What to work on: Tell how many lines include the string "subpages". Answer with a single number.
########
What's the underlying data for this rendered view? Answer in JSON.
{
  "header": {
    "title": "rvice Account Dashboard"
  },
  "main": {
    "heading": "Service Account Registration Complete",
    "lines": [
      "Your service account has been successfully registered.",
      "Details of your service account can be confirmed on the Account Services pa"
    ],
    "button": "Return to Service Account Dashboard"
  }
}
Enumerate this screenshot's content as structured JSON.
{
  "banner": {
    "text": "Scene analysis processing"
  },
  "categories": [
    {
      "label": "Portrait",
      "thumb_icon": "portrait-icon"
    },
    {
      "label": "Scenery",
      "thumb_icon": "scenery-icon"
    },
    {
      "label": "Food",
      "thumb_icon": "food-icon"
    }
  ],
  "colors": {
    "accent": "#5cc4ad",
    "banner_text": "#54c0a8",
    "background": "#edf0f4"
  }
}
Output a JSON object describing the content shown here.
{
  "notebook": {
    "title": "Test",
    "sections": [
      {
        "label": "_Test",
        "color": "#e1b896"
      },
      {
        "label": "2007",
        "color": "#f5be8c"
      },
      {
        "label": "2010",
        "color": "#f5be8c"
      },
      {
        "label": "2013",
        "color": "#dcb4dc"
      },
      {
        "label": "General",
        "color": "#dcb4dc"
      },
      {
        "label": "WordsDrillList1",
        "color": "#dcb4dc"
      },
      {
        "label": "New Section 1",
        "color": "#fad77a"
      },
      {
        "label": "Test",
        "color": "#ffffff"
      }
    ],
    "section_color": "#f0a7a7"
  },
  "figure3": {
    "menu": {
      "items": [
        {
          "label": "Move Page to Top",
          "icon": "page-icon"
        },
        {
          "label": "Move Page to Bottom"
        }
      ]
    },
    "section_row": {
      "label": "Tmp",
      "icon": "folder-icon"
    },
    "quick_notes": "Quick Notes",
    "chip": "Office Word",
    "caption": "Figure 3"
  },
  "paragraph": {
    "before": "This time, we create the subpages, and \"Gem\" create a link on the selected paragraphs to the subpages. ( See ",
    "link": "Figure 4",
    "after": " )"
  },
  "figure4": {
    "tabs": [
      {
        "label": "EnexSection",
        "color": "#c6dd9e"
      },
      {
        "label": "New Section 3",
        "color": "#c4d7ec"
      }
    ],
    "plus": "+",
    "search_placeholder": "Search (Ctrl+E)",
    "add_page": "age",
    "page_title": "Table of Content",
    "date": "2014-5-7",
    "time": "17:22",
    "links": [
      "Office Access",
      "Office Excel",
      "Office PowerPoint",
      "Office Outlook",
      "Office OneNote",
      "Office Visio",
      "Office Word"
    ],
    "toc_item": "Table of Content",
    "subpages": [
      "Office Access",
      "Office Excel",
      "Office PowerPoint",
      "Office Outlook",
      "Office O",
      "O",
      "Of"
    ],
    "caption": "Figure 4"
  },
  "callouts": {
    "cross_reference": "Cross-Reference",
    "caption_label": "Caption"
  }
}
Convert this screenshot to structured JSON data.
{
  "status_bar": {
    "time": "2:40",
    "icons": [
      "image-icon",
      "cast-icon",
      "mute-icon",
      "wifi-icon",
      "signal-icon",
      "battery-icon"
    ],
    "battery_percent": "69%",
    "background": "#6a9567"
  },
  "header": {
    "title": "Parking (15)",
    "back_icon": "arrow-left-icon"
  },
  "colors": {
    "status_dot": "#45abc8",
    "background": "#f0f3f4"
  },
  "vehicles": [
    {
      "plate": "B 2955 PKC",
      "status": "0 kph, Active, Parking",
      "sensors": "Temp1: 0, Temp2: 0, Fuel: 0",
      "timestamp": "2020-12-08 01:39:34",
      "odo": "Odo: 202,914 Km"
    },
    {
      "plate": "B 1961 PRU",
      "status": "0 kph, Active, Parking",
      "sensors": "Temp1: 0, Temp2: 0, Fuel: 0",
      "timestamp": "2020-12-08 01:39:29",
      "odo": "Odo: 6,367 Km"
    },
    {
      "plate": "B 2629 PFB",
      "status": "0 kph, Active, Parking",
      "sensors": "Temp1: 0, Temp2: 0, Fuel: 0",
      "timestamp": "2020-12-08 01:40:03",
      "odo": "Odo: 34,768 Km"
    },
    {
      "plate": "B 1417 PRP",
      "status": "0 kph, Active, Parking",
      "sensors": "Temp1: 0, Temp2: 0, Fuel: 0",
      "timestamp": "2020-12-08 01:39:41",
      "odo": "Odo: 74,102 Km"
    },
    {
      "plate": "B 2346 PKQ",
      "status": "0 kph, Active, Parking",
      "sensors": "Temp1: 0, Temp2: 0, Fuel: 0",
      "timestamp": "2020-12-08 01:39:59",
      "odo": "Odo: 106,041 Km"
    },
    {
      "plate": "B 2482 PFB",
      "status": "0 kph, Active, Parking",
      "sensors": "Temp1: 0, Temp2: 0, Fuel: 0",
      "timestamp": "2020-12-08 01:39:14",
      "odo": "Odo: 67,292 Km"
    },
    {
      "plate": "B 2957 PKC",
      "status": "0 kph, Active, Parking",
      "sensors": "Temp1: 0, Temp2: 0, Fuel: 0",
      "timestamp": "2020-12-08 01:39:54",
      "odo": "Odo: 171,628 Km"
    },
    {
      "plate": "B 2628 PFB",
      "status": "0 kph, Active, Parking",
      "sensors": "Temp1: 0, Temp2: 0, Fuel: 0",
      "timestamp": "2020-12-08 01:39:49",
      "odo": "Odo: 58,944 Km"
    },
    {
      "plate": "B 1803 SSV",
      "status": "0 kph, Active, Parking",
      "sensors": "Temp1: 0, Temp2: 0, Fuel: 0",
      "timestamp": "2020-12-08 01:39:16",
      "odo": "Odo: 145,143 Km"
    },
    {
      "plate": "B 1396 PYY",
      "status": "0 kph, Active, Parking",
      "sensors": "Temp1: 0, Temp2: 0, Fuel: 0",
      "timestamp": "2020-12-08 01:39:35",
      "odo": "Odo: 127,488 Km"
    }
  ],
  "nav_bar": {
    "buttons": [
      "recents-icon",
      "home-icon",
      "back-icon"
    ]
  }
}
########
Response to this exercise: 2